▶ **Task directions**
Extract every line that contains the word "name".

▶ **Records shown**
##############################
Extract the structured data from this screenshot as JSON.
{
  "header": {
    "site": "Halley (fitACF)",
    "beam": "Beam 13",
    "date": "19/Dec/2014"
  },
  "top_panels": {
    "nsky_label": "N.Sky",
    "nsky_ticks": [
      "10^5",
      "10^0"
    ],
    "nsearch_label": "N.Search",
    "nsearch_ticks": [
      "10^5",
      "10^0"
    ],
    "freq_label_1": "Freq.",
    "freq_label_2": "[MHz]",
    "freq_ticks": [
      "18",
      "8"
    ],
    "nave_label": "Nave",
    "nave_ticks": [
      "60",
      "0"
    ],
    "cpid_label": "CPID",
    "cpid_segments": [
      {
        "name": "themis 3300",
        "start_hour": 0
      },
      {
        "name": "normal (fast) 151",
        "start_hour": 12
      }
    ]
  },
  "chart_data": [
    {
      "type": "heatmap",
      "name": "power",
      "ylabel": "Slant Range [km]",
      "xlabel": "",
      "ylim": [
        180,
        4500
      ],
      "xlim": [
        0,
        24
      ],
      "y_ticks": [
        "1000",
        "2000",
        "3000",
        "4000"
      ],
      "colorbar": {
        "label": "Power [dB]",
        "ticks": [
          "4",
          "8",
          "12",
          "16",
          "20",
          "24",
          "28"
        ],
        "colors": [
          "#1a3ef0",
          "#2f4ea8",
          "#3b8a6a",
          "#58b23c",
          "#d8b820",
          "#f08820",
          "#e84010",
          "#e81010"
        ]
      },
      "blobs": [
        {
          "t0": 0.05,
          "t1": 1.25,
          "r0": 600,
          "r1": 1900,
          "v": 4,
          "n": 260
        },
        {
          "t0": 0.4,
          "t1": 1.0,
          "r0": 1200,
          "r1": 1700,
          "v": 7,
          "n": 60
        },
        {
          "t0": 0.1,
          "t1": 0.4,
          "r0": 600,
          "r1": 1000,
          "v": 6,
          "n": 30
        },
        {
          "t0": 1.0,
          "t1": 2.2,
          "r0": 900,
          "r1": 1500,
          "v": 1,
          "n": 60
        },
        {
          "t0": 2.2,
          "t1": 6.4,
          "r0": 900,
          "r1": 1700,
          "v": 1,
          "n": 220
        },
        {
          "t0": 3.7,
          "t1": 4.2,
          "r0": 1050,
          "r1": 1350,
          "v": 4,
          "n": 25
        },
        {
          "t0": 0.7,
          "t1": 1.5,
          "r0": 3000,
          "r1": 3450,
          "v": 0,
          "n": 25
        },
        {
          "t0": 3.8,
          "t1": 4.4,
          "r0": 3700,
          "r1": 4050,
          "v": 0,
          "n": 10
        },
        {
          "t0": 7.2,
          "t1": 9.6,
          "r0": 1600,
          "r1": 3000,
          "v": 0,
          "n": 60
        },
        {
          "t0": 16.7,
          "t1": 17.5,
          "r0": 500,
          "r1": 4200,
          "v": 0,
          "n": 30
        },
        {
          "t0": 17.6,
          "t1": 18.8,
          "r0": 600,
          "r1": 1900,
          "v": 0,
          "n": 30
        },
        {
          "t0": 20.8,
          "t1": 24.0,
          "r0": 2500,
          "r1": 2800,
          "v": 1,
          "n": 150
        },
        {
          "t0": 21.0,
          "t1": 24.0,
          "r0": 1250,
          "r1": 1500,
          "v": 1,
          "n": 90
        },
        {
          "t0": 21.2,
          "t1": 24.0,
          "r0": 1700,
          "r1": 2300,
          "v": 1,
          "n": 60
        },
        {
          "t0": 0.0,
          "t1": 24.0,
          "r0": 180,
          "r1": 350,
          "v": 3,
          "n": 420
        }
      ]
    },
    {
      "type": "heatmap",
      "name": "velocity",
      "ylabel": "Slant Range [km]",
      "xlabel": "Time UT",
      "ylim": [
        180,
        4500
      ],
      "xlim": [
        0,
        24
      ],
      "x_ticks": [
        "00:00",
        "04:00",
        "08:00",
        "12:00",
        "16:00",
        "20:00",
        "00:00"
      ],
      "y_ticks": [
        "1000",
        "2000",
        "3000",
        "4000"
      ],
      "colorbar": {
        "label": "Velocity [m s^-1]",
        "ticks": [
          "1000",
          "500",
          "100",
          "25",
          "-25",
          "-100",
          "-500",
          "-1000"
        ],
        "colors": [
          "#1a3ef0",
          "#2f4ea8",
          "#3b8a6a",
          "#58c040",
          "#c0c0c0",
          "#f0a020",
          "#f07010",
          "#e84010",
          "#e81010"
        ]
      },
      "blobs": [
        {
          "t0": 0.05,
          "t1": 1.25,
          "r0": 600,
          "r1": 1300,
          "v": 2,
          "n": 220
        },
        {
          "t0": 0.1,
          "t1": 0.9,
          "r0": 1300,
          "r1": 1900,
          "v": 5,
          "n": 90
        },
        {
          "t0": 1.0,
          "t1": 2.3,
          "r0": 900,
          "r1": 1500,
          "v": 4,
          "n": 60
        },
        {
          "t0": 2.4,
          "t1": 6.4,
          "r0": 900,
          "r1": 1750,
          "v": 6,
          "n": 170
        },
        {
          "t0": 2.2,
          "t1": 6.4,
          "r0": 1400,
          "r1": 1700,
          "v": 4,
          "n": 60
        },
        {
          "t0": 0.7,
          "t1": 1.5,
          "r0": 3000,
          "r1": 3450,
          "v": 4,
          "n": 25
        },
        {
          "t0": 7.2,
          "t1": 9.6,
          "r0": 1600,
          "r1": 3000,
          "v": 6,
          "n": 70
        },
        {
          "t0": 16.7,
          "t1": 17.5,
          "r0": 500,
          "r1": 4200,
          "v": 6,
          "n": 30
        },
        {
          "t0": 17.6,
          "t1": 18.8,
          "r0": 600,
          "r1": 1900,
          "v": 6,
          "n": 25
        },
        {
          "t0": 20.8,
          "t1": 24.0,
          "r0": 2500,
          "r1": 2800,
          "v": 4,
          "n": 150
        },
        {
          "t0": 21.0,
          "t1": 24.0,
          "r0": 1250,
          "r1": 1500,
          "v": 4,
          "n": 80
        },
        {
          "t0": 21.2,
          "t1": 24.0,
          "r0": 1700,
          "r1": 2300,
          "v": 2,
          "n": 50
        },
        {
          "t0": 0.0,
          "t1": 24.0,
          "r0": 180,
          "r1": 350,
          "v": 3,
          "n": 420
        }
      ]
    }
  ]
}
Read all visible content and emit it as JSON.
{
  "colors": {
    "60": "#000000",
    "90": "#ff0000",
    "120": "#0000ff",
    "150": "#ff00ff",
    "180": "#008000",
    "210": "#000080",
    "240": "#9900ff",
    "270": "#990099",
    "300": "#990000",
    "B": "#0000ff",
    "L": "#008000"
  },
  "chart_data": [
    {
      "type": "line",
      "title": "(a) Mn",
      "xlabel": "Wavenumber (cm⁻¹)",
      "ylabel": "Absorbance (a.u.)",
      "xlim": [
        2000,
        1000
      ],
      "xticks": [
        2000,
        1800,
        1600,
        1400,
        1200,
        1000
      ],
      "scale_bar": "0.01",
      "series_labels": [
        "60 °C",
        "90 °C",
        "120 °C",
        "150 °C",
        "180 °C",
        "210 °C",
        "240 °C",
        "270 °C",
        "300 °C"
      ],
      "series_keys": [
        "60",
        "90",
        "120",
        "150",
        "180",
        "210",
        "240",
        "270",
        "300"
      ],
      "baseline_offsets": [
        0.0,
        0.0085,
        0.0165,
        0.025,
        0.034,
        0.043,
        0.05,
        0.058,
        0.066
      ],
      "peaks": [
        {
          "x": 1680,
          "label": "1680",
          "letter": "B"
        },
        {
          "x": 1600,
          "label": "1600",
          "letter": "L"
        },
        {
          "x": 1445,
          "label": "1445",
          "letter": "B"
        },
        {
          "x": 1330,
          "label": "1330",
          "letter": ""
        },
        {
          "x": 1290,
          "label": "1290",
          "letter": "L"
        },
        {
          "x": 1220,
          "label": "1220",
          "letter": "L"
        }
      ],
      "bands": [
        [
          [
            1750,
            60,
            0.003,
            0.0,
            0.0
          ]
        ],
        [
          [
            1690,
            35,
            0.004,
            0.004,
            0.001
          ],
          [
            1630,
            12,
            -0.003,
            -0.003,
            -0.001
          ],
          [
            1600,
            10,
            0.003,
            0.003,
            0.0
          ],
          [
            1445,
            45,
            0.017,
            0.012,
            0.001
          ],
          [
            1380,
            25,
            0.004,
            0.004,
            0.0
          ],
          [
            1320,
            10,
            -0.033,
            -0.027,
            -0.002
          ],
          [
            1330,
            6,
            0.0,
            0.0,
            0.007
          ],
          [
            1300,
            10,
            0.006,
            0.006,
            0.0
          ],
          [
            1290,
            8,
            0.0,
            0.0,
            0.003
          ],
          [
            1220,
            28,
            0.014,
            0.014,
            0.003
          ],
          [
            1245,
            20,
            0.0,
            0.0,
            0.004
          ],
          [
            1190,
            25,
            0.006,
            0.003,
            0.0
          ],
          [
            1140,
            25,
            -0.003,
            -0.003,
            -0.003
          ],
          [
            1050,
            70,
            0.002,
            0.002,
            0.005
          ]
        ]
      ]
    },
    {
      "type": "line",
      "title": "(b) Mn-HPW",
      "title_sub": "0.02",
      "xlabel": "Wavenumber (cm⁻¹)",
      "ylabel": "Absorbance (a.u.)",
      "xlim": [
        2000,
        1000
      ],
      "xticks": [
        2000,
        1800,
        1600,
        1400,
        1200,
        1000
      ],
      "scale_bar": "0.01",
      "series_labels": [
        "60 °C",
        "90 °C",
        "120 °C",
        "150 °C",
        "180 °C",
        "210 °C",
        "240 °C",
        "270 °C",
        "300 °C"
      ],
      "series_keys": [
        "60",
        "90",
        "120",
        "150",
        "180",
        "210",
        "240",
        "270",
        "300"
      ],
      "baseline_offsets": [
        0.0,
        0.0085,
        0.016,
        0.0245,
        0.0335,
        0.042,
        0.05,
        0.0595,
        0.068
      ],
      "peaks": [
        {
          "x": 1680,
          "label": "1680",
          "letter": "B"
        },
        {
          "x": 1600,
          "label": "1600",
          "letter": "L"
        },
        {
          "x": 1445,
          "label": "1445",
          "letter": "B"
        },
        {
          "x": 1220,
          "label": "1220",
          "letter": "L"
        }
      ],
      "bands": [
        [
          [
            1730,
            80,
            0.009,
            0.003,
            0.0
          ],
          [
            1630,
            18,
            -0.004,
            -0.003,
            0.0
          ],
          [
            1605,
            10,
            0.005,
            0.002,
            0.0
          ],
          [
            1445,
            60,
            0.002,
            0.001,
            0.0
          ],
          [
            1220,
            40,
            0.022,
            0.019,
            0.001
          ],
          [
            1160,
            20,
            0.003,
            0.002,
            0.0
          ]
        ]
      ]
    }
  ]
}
##############################
▶ **The completed task**
        "name": "themis 3300",
        "name": "normal (fast) 151",
      "name": "power",
      "name": "velocity",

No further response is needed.